◆ DIRECTIONS:
1. From the passage about Roger Stone, return the words starting at "It was shortly" and ending after "into the restaurant.", copied without change.
2. In the passage about Roger Stone, what was Stone drinking at the steakhouse?
3. Pick up the passage about Roger Stone after its final sentence and keep writing.

◆ QUOTED PASSAGE:
___
Roger Stone, the veteran Republican political consultant, has been to every GOP convention since Nelson Rockefeller was booed down in 1964.
“Barry Goldwater said, ‘extremism in defense of liberty is no vice,’ thus sweeping away any chance at becoming president of the United States,” Stone said, sipping a Ketel One martini at the steakhouse within the Seminole Hard Rock casino on the outskirts of Tampa. “It was like pouring gasoline on a flame.”
It was shortly after 8 p.m. on a rain-soaked Monday night, and Stone was fondly recalling conventions of yore on his 60th birthday with Diane Thorne, his raven-haired Australian assistant, and her friend Gretchen, a blond tenth-grade English teacher from Miami Beach. He had his hair bleached signature blond, and wore a custom tailored tan suit, a red-and-yellow striped tie, and a white handkerchief in his breast pocket (“I’m Roger Stone, I have to dress this way,” he says). Smoke from the airplane-hanger-sized gaming room adjoining the steakhouse wafted into the restaurant.
___
◆ MATERIAL:
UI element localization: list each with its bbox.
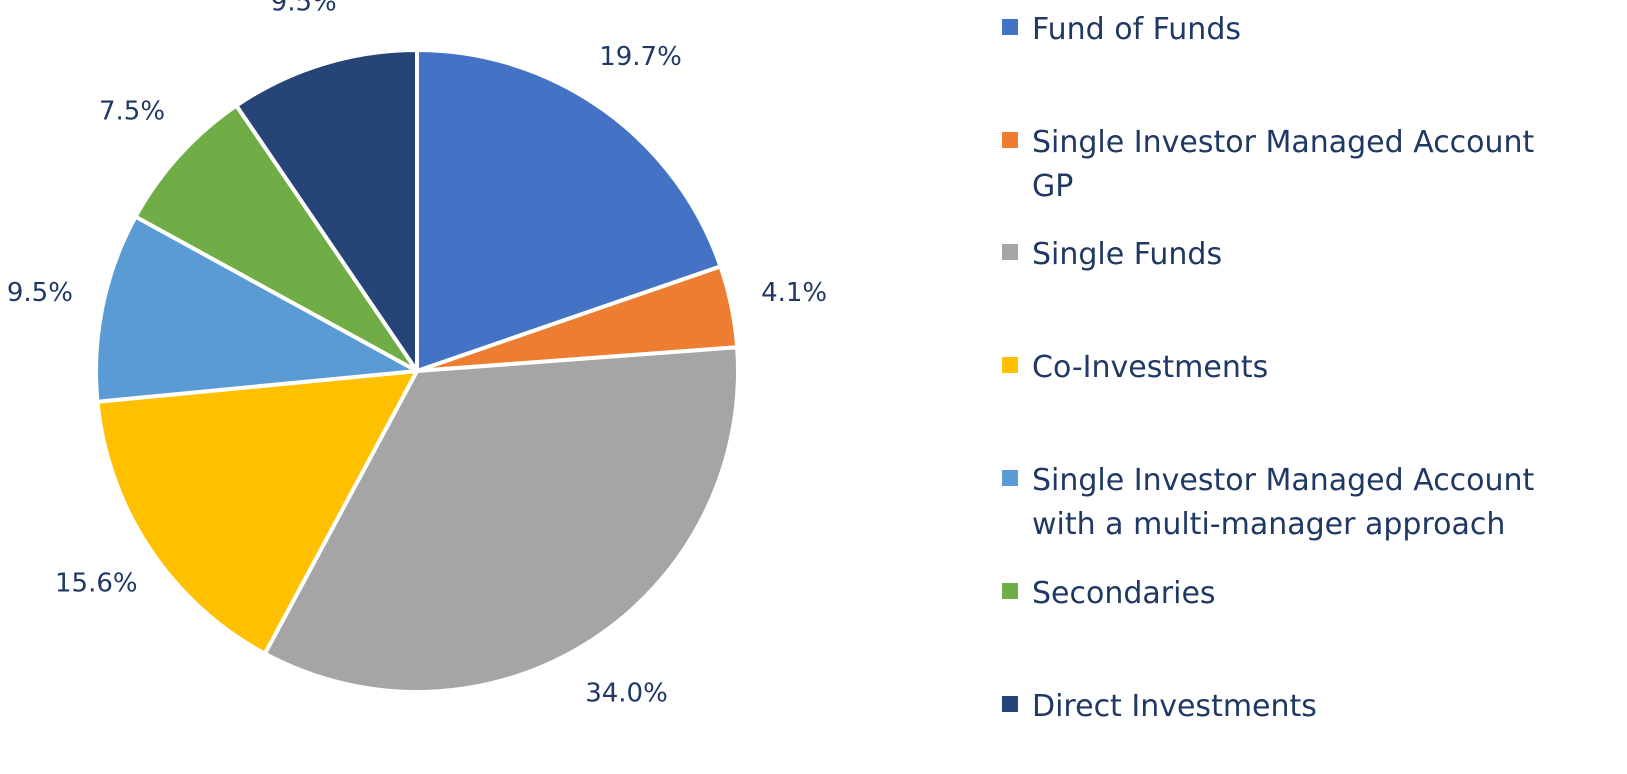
legend-label: Single Investor Managed Account GP bbox=[1032, 121, 1534, 209]
legend-label: Fund of Funds bbox=[1032, 8, 1241, 52]
pie-slice-4 bbox=[94, 214, 419, 404]
legend-label: Single Funds bbox=[1032, 233, 1222, 277]
slice-label-1: 4.1% bbox=[761, 278, 827, 308]
slice-label-2: 34.0% bbox=[585, 679, 668, 709]
legend-swatch bbox=[1002, 696, 1018, 712]
slice-label-3: 15.6% bbox=[55, 569, 138, 599]
legend-label-line: Fund of Funds bbox=[1032, 12, 1241, 47]
legend-label: Direct Investments bbox=[1032, 685, 1317, 729]
legend-swatch bbox=[1002, 583, 1018, 599]
legend-label-line: Direct Investments bbox=[1032, 689, 1317, 724]
slice-label-0: 19.7% bbox=[599, 42, 682, 72]
legend-item-3: Co-Investments bbox=[1002, 346, 1268, 390]
legend-label: Secondaries bbox=[1032, 572, 1216, 616]
legend-label-line: with a multi-manager approach bbox=[1032, 507, 1506, 542]
legend-swatch bbox=[1002, 470, 1018, 486]
legend-item-5: Secondaries bbox=[1002, 572, 1216, 616]
legend-item-2: Single Funds bbox=[1002, 233, 1222, 277]
legend-item-0: Fund of Funds bbox=[1002, 8, 1241, 52]
legend-label: Single Investor Managed Account with a mu… bbox=[1032, 459, 1534, 547]
slice-label-6: 9.5% bbox=[271, 0, 337, 18]
legend-swatch bbox=[1002, 244, 1018, 260]
pie-slice-6 bbox=[234, 48, 419, 373]
legend-label-line: Secondaries bbox=[1032, 576, 1216, 611]
pie-slice-3 bbox=[95, 369, 419, 656]
legend-label-line: Single Investor Managed Account bbox=[1032, 463, 1535, 498]
pie-slice-2 bbox=[262, 345, 740, 694]
legend-item-6: Direct Investments bbox=[1002, 685, 1317, 729]
legend-swatch bbox=[1002, 132, 1018, 148]
legend-label: Co-Investments bbox=[1032, 346, 1268, 390]
legend-item-4: Single Investor Managed Account with a mu… bbox=[1002, 459, 1534, 547]
legend-label-line: Co-Investments bbox=[1032, 350, 1269, 385]
legend-swatch bbox=[1002, 19, 1018, 35]
legend-label-line: GP bbox=[1032, 169, 1074, 204]
legend-label-line: Single Investor Managed Account bbox=[1032, 125, 1535, 160]
slice-label-4: 9.5% bbox=[7, 278, 73, 308]
legend-item-1: Single Investor Managed Account GP bbox=[1002, 121, 1534, 209]
legend-label-line: Single Funds bbox=[1032, 237, 1223, 272]
pie-slice-5 bbox=[133, 103, 419, 373]
legend-swatch bbox=[1002, 357, 1018, 373]
slice-label-5: 7.5% bbox=[99, 97, 165, 127]
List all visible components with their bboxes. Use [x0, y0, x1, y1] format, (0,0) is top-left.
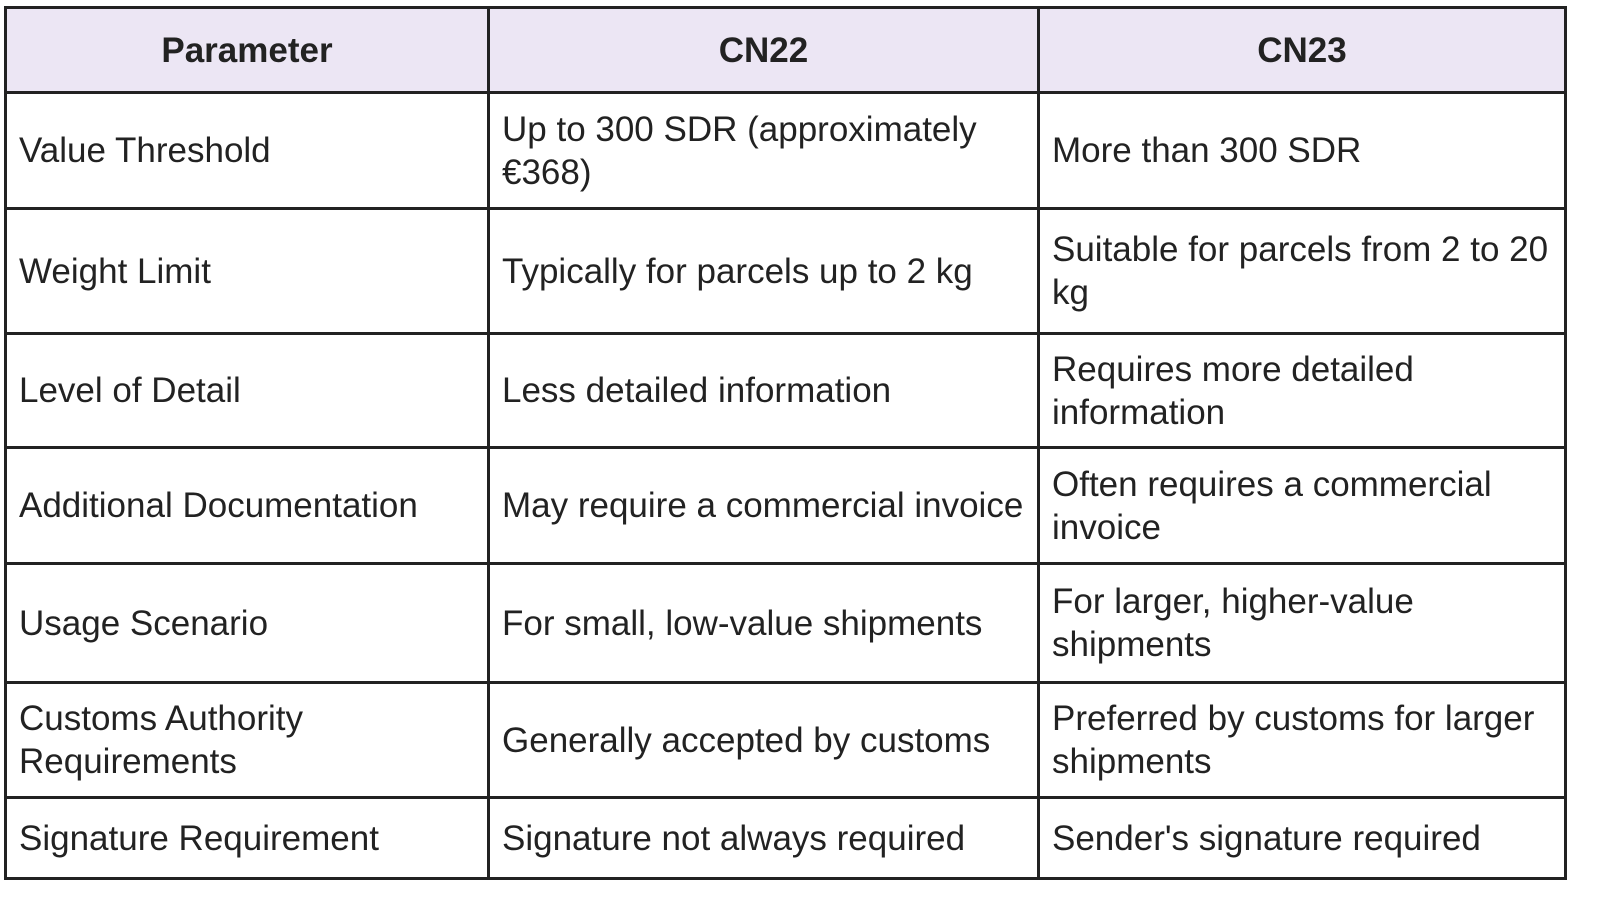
- row-label: Weight Limit: [4, 207, 490, 335]
- table-cell: More than 300 SDR: [1037, 91, 1567, 210]
- table-cell: Generally accepted by customs: [487, 681, 1040, 799]
- table-cell: Typically for parcels up to 2 kg: [487, 207, 1040, 335]
- table-cell: For small, low-value shipments: [487, 562, 1040, 684]
- comparison-table: Parameter CN22 CN23 Value Threshold Up to 3…: [4, 6, 1567, 880]
- row-label: Additional Documentation: [4, 446, 490, 565]
- table-cell: Up to 300 SDR (approximately €368): [487, 91, 1040, 210]
- table-row: Customs Authority Requirements Generally …: [4, 681, 1567, 799]
- table-cell: Requires more detailed information: [1037, 332, 1567, 449]
- table-cell: Signature not always required: [487, 796, 1040, 880]
- row-label: Level of Detail: [4, 332, 490, 449]
- table-cell: For larger, higher-value shipments: [1037, 562, 1567, 684]
- row-label: Usage Scenario: [4, 562, 490, 684]
- header-cell: CN22: [487, 6, 1040, 94]
- header-cell: CN23: [1037, 6, 1567, 94]
- table-row: Level of Detail Less detailed information…: [4, 332, 1567, 449]
- row-label: Customs Authority Requirements: [4, 681, 490, 799]
- row-label: Signature Requirement: [4, 796, 490, 880]
- header-row: Parameter CN22 CN23: [4, 6, 1567, 94]
- table-row: Value Threshold Up to 300 SDR (approximat…: [4, 91, 1567, 210]
- table-row: Signature Requirement Signature not alway…: [4, 796, 1567, 880]
- row-label: Value Threshold: [4, 91, 490, 210]
- header-cell: Parameter: [4, 6, 490, 94]
- table-cell: May require a commercial invoice: [487, 446, 1040, 565]
- table-row: Weight Limit Typically for parcels up to …: [4, 207, 1567, 335]
- table-row: Additional Documentation May require a co…: [4, 446, 1567, 565]
- table-cell: Sender's signature required: [1037, 796, 1567, 880]
- table-cell: Less detailed information: [487, 332, 1040, 449]
- table-cell: Preferred by customs for larger shipment…: [1037, 681, 1567, 799]
- table-cell: Often requires a commercial invoice: [1037, 446, 1567, 565]
- table-row: Usage Scenario For small, low-value shipm…: [4, 562, 1567, 684]
- table-cell: Suitable for parcels from 2 to 20 kg: [1037, 207, 1567, 335]
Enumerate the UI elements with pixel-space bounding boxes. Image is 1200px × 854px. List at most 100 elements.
___
◆ RESPONSES BY TASK:
1.
It was shortly after 8 p.m. on a rain-soaked Monday night, and Stone was fondly recalling conventions of yore on his 60th birthday with Diane Thorne, his raven-haired Australian assistant, and her friend Gretchen, a blond tenth-grade English teacher from Miami Beach. He had his hair bleached signature blond, and wore a custom tailored tan suit, a red-and-yellow striped tie, and a white handkerchief in his breast pocket (“I’m Roger Stone, I have to dress this way,” he says). Smoke from the airplane-hanger-sized gaming room adjoining the steakhouse wafted into the restaurant.

2. A Ketel One martini.

3.
Officially, Stone was in town for work. This winter, he publicly announced he was quitting the GOP to become a libertarian and signed up to manage former New Mexico Governor Gary Johnson’s quixotic White House bid. He was still mad that Ron Paul did not encourage his followers to back Johnson. “I find it interesting,” he said, “Ron Paul, who himself ran as a libertarian candidate in 1988, who only four years ago endorsed the Constitution candidate over John McCain, now says the liberty movement must stay within the Republican party. Why? For his idiot son? That makes no sense. To keep Rand Paul’s fund-raising list producing? So his son can now profiteer the way his father has? Ron Paul, the guy who talks constantly for principle, demonstrates he has none. If he did, he’d be for Gary Johnson.”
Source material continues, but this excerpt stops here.